Present every line in which the string "홈페이지" appears.

-- BEGIN --

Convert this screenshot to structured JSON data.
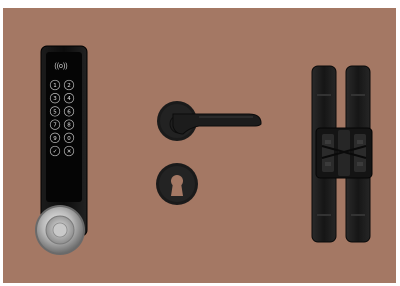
{
  "scene": {
    "background_color": "#a47864",
    "products": [
      {
        "name": "digital-keypad-door-lock",
        "color": "#111111"
      },
      {
        "name": "lever-door-handle",
        "color": "#1a1a1a"
      },
      {
        "name": "escutcheon-key-hole",
        "color": "#1a1a1a"
      },
      {
        "name": "concealed-3d-hinge",
        "color": "#1b1b1b"
      }
    ],
    "keypad": {
      "icon": "((o))",
      "keys": [
        "1",
        "2",
        "3",
        "4",
        "5",
        "6",
        "7",
        "8",
        "9",
        "0",
        "✓",
        "✕"
      ]
    }
  }
}
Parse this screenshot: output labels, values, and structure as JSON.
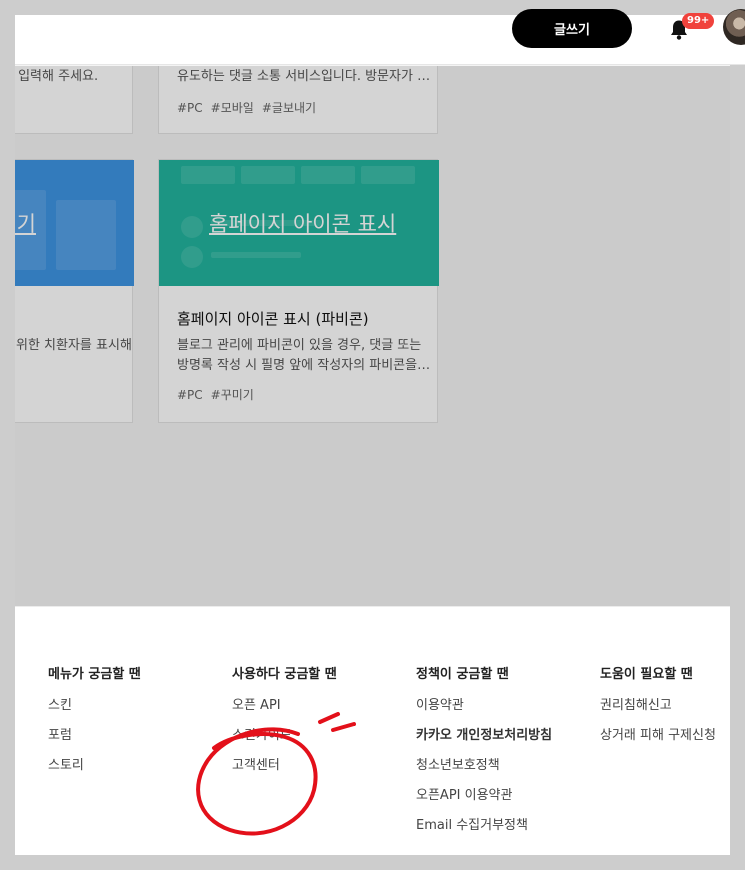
{
  "header": {
    "write_button": "글쓰기",
    "notification_badge": "99+"
  },
  "cards": [
    {
      "desc": "꼭 입력해 주세요.",
      "tags": []
    },
    {
      "desc": "유도하는 댓글 소통 서비스입니다. 방문자가 …",
      "tags": [
        "#PC",
        "#모바일",
        "#글보내기"
      ]
    },
    {
      "thumb_title": "입력기",
      "desc": "위한 치환자를 표시해"
    },
    {
      "thumb_title": "홈페이지 아이콘 표시",
      "title": "홈페이지 아이콘 표시 (파비콘)",
      "desc_line1": "블로그 관리에 파비콘이 있을 경우, 댓글 또는",
      "desc_line2": "방명록 작성 시 필명 앞에 작성자의 파비콘을…",
      "tags": [
        "#PC",
        "#꾸미기"
      ]
    }
  ],
  "footer": {
    "columns": [
      {
        "title": "메뉴가 궁금할 땐",
        "links": [
          "스킨",
          "포럼",
          "스토리"
        ]
      },
      {
        "title": "사용하다 궁금할 땐",
        "links": [
          "오픈 API",
          "스킨가이드",
          "고객센터"
        ]
      },
      {
        "title": "정책이 궁금할 땐",
        "links": [
          "이용약관",
          "카카오 개인정보처리방침",
          "청소년보호정책",
          "오픈API 이용약관",
          "Email 수집거부정책"
        ]
      },
      {
        "title": "도움이 필요할 땐",
        "links": [
          "권리침해신고",
          "상거래 피해 구제신청"
        ]
      }
    ]
  },
  "colors": {
    "accent_badge": "#f0423c",
    "thumb_blue": "#3e94e3",
    "thumb_green": "#22b49e",
    "annotation_red": "#e3101a"
  }
}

-- END --

:: PROBLEM SOLUTION ::
      "thumb_title": "홈페이지 아이콘 표시",
      "title": "홈페이지 아이콘 표시 (파비콘)",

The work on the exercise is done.